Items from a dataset

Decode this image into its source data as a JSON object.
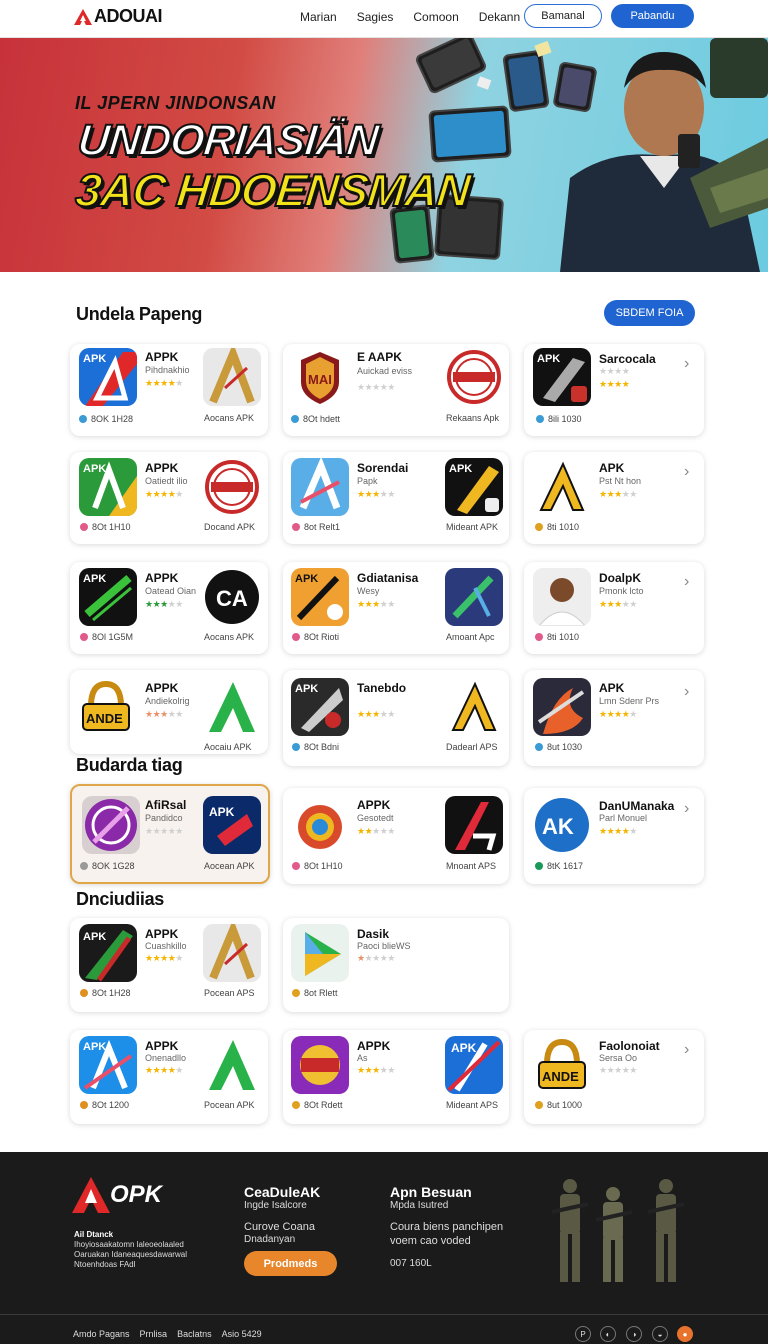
{
  "header": {
    "logo": "ADOUAI",
    "nav": [
      "Marian",
      "Sagies",
      "Comoon",
      "Dekann"
    ],
    "btn_outline": "Bamanal",
    "btn_primary": "Pabandu"
  },
  "hero": {
    "top": "IL JPERN JINDONSAN",
    "line1": "UNDORIASIÄN",
    "line2": "3AC HDOENSMAN"
  },
  "section1": {
    "title": "Undela Papeng",
    "see_all": "SBDEM FOIA"
  },
  "section2": {
    "title": "Budarda tiag"
  },
  "section3": {
    "title": "Dnciudiias"
  },
  "rows": [
    {
      "cards": [
        {
          "name": "APPK",
          "sub": "Pihdnakhio",
          "stars": 4,
          "meta": "8OK 1H28",
          "dot": "#3a9bd5",
          "label": "Aocans APK",
          "icon": "apk-blue"
        },
        {
          "name": "E AAPK",
          "sub": "Auickad eviss",
          "stars": 0,
          "meta": "8Ot hdett",
          "dot": "#3a9bd5",
          "label": "Rekaans Apk",
          "icon": "red-badge"
        },
        {
          "name": "Sarcocala",
          "sub": "",
          "stars": 4,
          "meta": "8ili 1030",
          "dot": "#3a9bd5",
          "label": "",
          "icon": "apk-black"
        }
      ]
    },
    {
      "cards": [
        {
          "name": "APPK",
          "sub": "Oatiedt ilio",
          "stars": 4,
          "meta": "8Ot 1H10",
          "dot": "#e05a8a",
          "label": "Docand APK",
          "icon": "apk-green"
        },
        {
          "name": "Sorendai",
          "sub": "Papk",
          "stars": 3,
          "meta": "8ot Relt1",
          "dot": "#e05a8a",
          "label": "Mideant APK",
          "icon": "a-blue"
        },
        {
          "name": "APK",
          "sub": "Pst Nt hon",
          "stars": 3,
          "meta": "8ti 1010",
          "dot": "#e0a020",
          "label": "",
          "icon": "a-gold"
        }
      ]
    },
    {
      "cards": [
        {
          "name": "APPK",
          "sub": "Oatead Oian",
          "stars": 3,
          "meta": "8Ol 1G5M",
          "dot": "#e05a8a",
          "label": "Aocans APK",
          "icon": "apk-green2"
        },
        {
          "name": "Gdiatanisa",
          "sub": "Wesy",
          "stars": 3,
          "meta": "8Ot Rioti",
          "dot": "#e05a8a",
          "label": "Amoant Apc",
          "icon": "apk-orange"
        },
        {
          "name": "DoalpK",
          "sub": "Pmonk lcto",
          "stars": 3,
          "meta": "8ti 1010",
          "dot": "#e05a8a",
          "label": "",
          "icon": "person"
        }
      ]
    },
    {
      "cards": [
        {
          "name": "APPK",
          "sub": "Andiekolrig",
          "stars": 3,
          "meta": "",
          "dot": "",
          "label": "Aocaiu APK",
          "icon": "gold-lock"
        },
        {
          "name": "Tanebdo",
          "sub": "",
          "stars": 3,
          "meta": "8Ot Bdni",
          "dot": "#3a9bd5",
          "label": "Dadearl APS",
          "icon": "apk-dark"
        },
        {
          "name": "APK",
          "sub": "Lmn Sdenr Prs",
          "stars": 4,
          "meta": "8ut 1030",
          "dot": "#3a9bd5",
          "label": "",
          "icon": "fire"
        }
      ]
    },
    {
      "cards": [
        {
          "name": "AfiRsal",
          "sub": "Pandidco",
          "stars": 0,
          "meta": "8OK 1G28",
          "dot": "#999",
          "label": "Aocean APK",
          "icon": "purple"
        },
        {
          "name": "APPK",
          "sub": "Gesotedt",
          "stars": 2,
          "meta": "8Ot 1H10",
          "dot": "#e05a8a",
          "label": "Mnoant APS",
          "icon": "gear"
        },
        {
          "name": "DanUManaka",
          "sub": "Parl Monuel",
          "stars": 4,
          "meta": "8tK 1617",
          "dot": "#1a9a5a",
          "label": "",
          "icon": "ak-blue"
        }
      ]
    },
    {
      "cards": [
        {
          "name": "APPK",
          "sub": "Cuashkillo",
          "stars": 4,
          "meta": "8Ot 1H28",
          "dot": "#e09020",
          "label": "Pocean APS",
          "icon": "apk-red"
        },
        {
          "name": "Dasik",
          "sub": "Paoci blieWS",
          "stars": 1,
          "meta": "8ot Rlett",
          "dot": "#e0a020",
          "label": "",
          "icon": "play"
        }
      ]
    },
    {
      "cards": [
        {
          "name": "APPK",
          "sub": "Onenadllo",
          "stars": 4,
          "meta": "8Ot 1200",
          "dot": "#e09020",
          "label": "Pocean APK",
          "icon": "apk-blue2"
        },
        {
          "name": "APPK",
          "sub": "As",
          "stars": 3,
          "meta": "8Ot Rdett",
          "dot": "#e0a020",
          "label": "Mideant APS",
          "icon": "purple2"
        },
        {
          "name": "Faolonoiat",
          "sub": "Sersa Oo",
          "stars": 0,
          "meta": "8ut 1000",
          "dot": "#e0a020",
          "label": "",
          "icon": "gold-lock2"
        }
      ]
    }
  ],
  "footer": {
    "logo": "OPK",
    "small": [
      "Ail Dtanck",
      "Ihoyiosaakatomn laleoeolaaled",
      "Oaruakan Idaneaquesdawarwal",
      "Ntoenhdoas FAdl"
    ],
    "col1_head": "CeaDuleAK",
    "col1_sub": "Ingde Isalcore",
    "col1_txt1": "Curove Coana",
    "col1_txt2": "Dnadanyan",
    "col1_btn": "Prodmeds",
    "col2_head": "Apn Besuan",
    "col2_sub": "Mpda Isutred",
    "col2_txt1": "Coura biens panchipen",
    "col2_txt2": "voem cao voded",
    "col2_num": "007 160L",
    "links": [
      "Amdo Pagans",
      "Prnlisa",
      "Baclatns",
      "Asio 5429"
    ]
  }
}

#### [Stated problem]
Each record should be quoted exactly, with the images omitted.

#### [Task output]
Decode this image into its source data as a JSON object.
{
  "header": {
    "logo": "ADOUAI",
    "nav": [
      "Marian",
      "Sagies",
      "Comoon",
      "Dekann"
    ],
    "btn_outline": "Bamanal",
    "btn_primary": "Pabandu"
  },
  "hero": {
    "top": "IL JPERN JINDONSAN",
    "line1": "UNDORIASIÄN",
    "line2": "3AC HDOENSMAN"
  },
  "section1": {
    "title": "Undela Papeng",
    "see_all": "SBDEM FOIA"
  },
  "section2": {
    "title": "Budarda tiag"
  },
  "section3": {
    "title": "Dnciudiias"
  },
  "rows": [
    {
      "cards": [
        {
          "name": "APPK",
          "sub": "Pihdnakhio",
          "stars": 4,
          "meta": "8OK 1H28",
          "dot": "#3a9bd5",
          "label": "Aocans APK",
          "icon": "apk-blue"
        },
        {
          "name": "E AAPK",
          "sub": "Auickad eviss",
          "stars": 0,
          "meta": "8Ot hdett",
          "dot": "#3a9bd5",
          "label": "Rekaans Apk",
          "icon": "red-badge"
        },
        {
          "name": "Sarcocala",
          "sub": "",
          "stars": 4,
          "meta": "8ili 1030",
          "dot": "#3a9bd5",
          "label": "",
          "icon": "apk-black"
        }
      ]
    },
    {
      "cards": [
        {
          "name": "APPK",
          "sub": "Oatiedt ilio",
          "stars": 4,
          "meta": "8Ot 1H10",
          "dot": "#e05a8a",
          "label": "Docand APK",
          "icon": "apk-green"
        },
        {
          "name": "Sorendai",
          "sub": "Papk",
          "stars": 3,
          "meta": "8ot Relt1",
          "dot": "#e05a8a",
          "label": "Mideant APK",
          "icon": "a-blue"
        },
        {
          "name": "APK",
          "sub": "Pst Nt hon",
          "stars": 3,
          "meta": "8ti 1010",
          "dot": "#e0a020",
          "label": "",
          "icon": "a-gold"
        }
      ]
    },
    {
      "cards": [
        {
          "name": "APPK",
          "sub": "Oatead Oian",
          "stars": 3,
          "meta": "8Ol 1G5M",
          "dot": "#e05a8a",
          "label": "Aocans APK",
          "icon": "apk-green2"
        },
        {
          "name": "Gdiatanisa",
          "sub": "Wesy",
          "stars": 3,
          "meta": "8Ot Rioti",
          "dot": "#e05a8a",
          "label": "Amoant Apc",
          "icon": "apk-orange"
        },
        {
          "name": "DoalpK",
          "sub": "Pmonk lcto",
          "stars": 3,
          "meta": "8ti 1010",
          "dot": "#e05a8a",
          "label": "",
          "icon": "person"
        }
      ]
    },
    {
      "cards": [
        {
          "name": "APPK",
          "sub": "Andiekolrig",
          "stars": 3,
          "meta": "",
          "dot": "",
          "label": "Aocaiu APK",
          "icon": "gold-lock"
        },
        {
          "name": "Tanebdo",
          "sub": "",
          "stars": 3,
          "meta": "8Ot Bdni",
          "dot": "#3a9bd5",
          "label": "Dadearl APS",
          "icon": "apk-dark"
        },
        {
          "name": "APK",
          "sub": "Lmn Sdenr Prs",
          "stars": 4,
          "meta": "8ut 1030",
          "dot": "#3a9bd5",
          "label": "",
          "icon": "fire"
        }
      ]
    },
    {
      "cards": [
        {
          "name": "AfiRsal",
          "sub": "Pandidco",
          "stars": 0,
          "meta": "8OK 1G28",
          "dot": "#999",
          "label": "Aocean APK",
          "icon": "purple"
        },
        {
          "name": "APPK",
          "sub": "Gesotedt",
          "stars": 2,
          "meta": "8Ot 1H10",
          "dot": "#e05a8a",
          "label": "Mnoant APS",
          "icon": "gear"
        },
        {
          "name": "DanUManaka",
          "sub": "Parl Monuel",
          "stars": 4,
          "meta": "8tK 1617",
          "dot": "#1a9a5a",
          "label": "",
          "icon": "ak-blue"
        }
      ]
    },
    {
      "cards": [
        {
          "name": "APPK",
          "sub": "Cuashkillo",
          "stars": 4,
          "meta": "8Ot 1H28",
          "dot": "#e09020",
          "label": "Pocean APS",
          "icon": "apk-red"
        },
        {
          "name": "Dasik",
          "sub": "Paoci blieWS",
          "stars": 1,
          "meta": "8ot Rlett",
          "dot": "#e0a020",
          "label": "",
          "icon": "play"
        }
      ]
    },
    {
      "cards": [
        {
          "name": "APPK",
          "sub": "Onenadllo",
          "stars": 4,
          "meta": "8Ot 1200",
          "dot": "#e09020",
          "label": "Pocean APK",
          "icon": "apk-blue2"
        },
        {
          "name": "APPK",
          "sub": "As",
          "stars": 3,
          "meta": "8Ot Rdett",
          "dot": "#e0a020",
          "label": "Mideant APS",
          "icon": "purple2"
        },
        {
          "name": "Faolonoiat",
          "sub": "Sersa Oo",
          "stars": 0,
          "meta": "8ut 1000",
          "dot": "#e0a020",
          "label": "",
          "icon": "gold-lock2"
        }
      ]
    }
  ],
  "footer": {
    "logo": "OPK",
    "small": [
      "Ail Dtanck",
      "Ihoyiosaakatomn laleoeolaaled",
      "Oaruakan Idaneaquesdawarwal",
      "Ntoenhdoas FAdl"
    ],
    "col1_head": "CeaDuleAK",
    "col1_sub": "Ingde Isalcore",
    "col1_txt1": "Curove Coana",
    "col1_txt2": "Dnadanyan",
    "col1_btn": "Prodmeds",
    "col2_head": "Apn Besuan",
    "col2_sub": "Mpda Isutred",
    "col2_txt1": "Coura biens panchipen",
    "col2_txt2": "voem cao voded",
    "col2_num": "007 160L",
    "links": [
      "Amdo Pagans",
      "Prnlisa",
      "Baclatns",
      "Asio 5429"
    ]
  }
}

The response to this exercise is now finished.